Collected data
########

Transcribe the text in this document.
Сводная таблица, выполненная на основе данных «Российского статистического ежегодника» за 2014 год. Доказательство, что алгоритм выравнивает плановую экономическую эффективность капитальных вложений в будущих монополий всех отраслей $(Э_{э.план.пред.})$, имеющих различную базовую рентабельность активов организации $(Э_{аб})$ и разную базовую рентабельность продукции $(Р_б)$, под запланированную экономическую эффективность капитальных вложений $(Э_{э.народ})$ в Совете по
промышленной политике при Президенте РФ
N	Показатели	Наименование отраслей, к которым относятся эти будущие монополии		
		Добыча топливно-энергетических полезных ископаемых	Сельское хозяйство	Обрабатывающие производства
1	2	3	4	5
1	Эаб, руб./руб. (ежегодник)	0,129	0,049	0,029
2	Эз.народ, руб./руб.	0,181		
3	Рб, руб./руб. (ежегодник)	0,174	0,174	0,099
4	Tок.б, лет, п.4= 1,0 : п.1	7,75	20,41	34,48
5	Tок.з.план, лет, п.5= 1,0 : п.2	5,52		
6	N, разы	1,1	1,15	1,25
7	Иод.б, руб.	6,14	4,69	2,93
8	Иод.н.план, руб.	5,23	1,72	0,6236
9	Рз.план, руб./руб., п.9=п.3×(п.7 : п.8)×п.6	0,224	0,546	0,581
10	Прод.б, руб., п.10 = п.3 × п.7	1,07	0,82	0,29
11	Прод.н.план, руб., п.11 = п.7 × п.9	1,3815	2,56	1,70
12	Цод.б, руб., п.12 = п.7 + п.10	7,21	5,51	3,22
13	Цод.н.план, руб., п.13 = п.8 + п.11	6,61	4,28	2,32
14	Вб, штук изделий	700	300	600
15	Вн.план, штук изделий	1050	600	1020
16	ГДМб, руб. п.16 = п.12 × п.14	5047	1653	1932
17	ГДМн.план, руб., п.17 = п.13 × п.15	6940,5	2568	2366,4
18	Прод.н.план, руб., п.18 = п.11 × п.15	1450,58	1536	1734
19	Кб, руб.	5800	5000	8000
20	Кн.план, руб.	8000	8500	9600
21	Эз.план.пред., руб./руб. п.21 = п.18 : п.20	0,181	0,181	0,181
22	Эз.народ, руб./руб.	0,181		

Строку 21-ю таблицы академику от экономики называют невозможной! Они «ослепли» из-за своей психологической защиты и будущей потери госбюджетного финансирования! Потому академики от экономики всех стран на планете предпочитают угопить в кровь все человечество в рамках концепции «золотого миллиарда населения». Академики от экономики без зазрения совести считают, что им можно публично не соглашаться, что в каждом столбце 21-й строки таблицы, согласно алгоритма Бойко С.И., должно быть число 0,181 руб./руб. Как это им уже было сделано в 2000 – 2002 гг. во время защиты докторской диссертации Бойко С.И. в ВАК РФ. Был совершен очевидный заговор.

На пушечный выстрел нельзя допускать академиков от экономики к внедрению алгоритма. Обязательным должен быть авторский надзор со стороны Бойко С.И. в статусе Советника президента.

########

- Goal
Gather each line in the entries above where the string "изделий" is found.

- Reply
14	Вб, штук изделий	700	300	600
15	Вн.план, штук изделий	1050	600	1020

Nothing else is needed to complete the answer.